*STATED EXERCISE*
Search the material below for the word "Wipe". Copy every line that has it.

*TASK INPUTS*
-- start --

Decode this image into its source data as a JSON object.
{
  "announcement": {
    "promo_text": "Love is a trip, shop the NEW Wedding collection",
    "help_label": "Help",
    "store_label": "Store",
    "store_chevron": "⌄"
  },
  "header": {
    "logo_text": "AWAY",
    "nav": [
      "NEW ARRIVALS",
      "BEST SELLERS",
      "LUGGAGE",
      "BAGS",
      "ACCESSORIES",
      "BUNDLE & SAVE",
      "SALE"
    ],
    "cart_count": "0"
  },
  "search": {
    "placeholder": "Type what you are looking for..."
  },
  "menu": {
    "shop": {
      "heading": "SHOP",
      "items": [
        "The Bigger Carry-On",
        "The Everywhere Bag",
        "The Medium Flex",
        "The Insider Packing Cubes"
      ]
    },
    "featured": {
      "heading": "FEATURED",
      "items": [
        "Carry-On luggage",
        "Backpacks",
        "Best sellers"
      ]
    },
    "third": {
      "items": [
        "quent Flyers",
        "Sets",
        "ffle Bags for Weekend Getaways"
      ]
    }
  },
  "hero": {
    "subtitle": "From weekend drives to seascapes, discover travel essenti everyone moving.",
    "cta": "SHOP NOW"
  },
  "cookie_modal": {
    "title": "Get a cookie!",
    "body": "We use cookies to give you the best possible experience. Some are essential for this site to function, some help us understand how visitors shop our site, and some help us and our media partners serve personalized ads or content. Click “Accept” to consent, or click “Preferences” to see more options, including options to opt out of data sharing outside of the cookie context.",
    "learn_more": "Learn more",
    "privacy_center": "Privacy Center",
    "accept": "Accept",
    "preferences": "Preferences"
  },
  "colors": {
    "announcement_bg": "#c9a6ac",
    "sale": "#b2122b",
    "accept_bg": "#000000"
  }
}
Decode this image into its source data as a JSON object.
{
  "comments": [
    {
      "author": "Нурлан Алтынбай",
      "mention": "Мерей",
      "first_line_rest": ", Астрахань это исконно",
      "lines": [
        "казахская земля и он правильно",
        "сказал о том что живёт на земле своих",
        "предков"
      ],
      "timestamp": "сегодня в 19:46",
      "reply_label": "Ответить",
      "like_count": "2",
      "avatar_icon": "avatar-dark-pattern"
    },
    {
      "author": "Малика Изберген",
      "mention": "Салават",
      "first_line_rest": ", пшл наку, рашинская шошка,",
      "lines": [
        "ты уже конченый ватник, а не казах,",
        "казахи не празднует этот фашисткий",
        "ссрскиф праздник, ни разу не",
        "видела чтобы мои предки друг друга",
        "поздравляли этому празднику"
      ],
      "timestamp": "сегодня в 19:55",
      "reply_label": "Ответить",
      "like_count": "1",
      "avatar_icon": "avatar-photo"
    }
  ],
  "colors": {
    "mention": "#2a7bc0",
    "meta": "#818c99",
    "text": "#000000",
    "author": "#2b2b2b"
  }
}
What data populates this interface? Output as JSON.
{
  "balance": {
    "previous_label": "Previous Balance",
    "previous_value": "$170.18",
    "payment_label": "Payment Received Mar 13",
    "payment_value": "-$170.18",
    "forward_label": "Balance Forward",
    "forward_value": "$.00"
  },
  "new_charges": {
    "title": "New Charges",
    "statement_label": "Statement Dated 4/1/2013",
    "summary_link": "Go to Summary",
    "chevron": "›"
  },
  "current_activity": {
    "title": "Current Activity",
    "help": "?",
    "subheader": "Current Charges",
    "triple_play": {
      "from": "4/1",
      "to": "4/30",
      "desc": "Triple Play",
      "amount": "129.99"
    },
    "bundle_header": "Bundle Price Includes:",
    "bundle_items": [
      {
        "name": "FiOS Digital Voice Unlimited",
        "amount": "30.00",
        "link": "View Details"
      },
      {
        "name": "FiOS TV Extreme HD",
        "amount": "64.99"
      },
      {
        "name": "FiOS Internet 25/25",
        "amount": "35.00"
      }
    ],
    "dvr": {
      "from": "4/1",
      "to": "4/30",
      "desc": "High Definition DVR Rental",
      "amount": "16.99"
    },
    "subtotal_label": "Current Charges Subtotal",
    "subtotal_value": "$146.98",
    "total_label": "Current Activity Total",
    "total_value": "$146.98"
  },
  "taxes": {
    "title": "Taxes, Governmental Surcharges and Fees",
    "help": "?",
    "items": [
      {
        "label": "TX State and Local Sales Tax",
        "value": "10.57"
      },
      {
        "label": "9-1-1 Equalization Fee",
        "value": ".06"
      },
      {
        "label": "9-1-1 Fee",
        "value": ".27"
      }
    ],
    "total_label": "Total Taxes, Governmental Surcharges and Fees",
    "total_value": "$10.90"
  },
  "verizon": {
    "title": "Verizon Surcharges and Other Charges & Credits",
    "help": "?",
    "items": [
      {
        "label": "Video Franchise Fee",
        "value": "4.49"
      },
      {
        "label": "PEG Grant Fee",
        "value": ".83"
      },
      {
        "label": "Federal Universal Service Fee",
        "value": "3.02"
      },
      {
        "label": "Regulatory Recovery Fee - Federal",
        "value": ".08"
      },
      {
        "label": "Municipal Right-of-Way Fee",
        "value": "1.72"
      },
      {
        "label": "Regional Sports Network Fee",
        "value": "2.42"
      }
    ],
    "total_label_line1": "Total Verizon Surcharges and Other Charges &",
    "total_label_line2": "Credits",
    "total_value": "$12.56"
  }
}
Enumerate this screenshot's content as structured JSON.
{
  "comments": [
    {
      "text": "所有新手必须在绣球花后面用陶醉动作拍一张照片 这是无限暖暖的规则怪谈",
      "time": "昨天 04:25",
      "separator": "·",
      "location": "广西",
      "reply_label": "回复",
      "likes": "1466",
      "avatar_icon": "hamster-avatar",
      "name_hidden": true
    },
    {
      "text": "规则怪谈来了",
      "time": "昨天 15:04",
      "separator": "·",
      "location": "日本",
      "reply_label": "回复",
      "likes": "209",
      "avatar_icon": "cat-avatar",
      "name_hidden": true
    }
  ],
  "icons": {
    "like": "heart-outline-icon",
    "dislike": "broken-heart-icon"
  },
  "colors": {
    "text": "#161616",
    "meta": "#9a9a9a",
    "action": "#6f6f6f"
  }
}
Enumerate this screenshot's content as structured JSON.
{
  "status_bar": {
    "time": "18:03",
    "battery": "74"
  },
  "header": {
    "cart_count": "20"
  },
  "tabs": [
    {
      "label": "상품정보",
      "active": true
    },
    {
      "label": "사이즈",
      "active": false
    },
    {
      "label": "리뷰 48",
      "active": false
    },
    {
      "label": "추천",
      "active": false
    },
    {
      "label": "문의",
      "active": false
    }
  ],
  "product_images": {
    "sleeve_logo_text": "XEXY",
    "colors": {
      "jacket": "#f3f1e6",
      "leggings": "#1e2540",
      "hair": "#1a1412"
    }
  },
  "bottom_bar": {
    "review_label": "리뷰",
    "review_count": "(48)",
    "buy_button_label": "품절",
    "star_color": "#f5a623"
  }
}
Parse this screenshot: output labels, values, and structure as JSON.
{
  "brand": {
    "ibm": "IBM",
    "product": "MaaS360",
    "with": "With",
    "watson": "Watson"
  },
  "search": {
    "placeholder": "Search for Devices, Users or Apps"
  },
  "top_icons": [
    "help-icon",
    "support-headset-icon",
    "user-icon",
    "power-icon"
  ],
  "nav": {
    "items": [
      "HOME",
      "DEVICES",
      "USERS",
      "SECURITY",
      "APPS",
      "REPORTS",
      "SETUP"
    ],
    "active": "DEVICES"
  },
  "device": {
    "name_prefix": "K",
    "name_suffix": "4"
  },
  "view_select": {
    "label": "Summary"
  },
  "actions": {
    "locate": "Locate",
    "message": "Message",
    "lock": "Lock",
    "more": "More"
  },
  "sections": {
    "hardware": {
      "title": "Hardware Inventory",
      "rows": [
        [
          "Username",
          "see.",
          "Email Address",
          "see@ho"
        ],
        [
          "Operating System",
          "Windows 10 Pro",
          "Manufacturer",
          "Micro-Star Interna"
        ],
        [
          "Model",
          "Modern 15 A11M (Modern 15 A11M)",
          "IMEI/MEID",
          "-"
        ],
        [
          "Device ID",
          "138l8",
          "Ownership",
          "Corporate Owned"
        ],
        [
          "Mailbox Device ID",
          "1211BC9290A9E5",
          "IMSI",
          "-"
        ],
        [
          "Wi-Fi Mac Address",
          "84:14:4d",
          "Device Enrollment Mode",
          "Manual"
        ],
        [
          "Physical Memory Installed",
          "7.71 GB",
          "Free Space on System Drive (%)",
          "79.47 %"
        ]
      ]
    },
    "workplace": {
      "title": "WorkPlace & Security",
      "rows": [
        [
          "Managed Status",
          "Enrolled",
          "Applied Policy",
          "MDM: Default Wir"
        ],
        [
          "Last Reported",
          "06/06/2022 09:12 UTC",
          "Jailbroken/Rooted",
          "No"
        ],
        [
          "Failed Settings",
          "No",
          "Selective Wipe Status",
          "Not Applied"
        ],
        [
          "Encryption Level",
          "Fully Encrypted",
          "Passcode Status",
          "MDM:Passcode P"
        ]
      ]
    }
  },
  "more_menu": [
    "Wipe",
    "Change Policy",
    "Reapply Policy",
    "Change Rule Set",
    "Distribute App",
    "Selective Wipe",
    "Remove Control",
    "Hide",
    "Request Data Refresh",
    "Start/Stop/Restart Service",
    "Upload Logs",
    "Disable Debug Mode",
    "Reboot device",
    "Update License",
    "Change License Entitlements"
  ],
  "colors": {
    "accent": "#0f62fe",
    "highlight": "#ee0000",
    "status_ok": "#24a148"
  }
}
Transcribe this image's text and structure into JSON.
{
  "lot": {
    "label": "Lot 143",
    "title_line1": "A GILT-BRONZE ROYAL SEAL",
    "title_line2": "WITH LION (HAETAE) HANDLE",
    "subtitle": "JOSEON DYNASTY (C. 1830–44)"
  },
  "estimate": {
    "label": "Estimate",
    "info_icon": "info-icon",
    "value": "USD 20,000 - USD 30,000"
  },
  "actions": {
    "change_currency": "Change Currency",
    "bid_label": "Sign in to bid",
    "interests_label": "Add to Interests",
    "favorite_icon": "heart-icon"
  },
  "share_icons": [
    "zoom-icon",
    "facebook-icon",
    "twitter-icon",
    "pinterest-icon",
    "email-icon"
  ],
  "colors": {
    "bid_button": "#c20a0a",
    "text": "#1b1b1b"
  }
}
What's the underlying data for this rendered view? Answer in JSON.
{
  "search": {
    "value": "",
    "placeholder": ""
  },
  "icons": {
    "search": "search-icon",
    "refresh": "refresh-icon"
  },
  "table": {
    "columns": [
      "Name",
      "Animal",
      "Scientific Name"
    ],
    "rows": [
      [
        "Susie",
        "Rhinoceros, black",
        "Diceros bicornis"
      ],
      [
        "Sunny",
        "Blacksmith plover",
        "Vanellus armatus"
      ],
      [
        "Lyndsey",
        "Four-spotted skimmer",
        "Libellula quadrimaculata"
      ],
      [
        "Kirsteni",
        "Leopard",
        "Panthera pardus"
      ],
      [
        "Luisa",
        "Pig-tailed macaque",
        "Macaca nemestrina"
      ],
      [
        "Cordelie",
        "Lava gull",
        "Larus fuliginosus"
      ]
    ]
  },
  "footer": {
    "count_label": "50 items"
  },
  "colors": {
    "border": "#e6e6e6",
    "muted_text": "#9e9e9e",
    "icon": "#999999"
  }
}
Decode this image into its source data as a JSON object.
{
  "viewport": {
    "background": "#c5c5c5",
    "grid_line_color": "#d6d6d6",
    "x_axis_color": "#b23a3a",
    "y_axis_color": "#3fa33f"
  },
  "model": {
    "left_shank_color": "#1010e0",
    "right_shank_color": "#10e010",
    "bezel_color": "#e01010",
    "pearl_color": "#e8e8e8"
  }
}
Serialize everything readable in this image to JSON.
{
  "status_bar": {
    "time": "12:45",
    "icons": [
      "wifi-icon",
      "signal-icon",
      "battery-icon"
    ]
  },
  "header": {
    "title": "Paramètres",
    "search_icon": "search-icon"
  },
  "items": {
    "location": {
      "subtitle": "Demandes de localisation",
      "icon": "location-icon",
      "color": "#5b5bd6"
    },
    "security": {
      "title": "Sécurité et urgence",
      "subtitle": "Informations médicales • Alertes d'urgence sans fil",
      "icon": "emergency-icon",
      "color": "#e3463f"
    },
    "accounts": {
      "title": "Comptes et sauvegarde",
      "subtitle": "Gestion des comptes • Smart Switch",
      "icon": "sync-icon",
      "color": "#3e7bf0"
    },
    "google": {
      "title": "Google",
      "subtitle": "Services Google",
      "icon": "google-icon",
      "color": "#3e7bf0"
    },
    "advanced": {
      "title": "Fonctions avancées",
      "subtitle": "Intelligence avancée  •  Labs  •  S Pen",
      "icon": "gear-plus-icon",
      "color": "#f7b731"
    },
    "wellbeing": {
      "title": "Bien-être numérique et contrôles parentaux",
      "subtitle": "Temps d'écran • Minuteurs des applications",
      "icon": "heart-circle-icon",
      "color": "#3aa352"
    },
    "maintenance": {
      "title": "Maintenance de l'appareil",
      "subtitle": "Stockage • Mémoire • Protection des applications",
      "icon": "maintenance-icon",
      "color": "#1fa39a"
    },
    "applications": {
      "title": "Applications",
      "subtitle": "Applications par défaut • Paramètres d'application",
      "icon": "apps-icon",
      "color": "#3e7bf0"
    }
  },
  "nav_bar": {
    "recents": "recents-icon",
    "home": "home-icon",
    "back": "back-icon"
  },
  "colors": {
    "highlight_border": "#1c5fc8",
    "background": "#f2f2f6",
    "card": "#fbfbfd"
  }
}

-- end --

*RESPONSE*
          "Selective Wipe Status",
    "Wipe",
    "Selective Wipe",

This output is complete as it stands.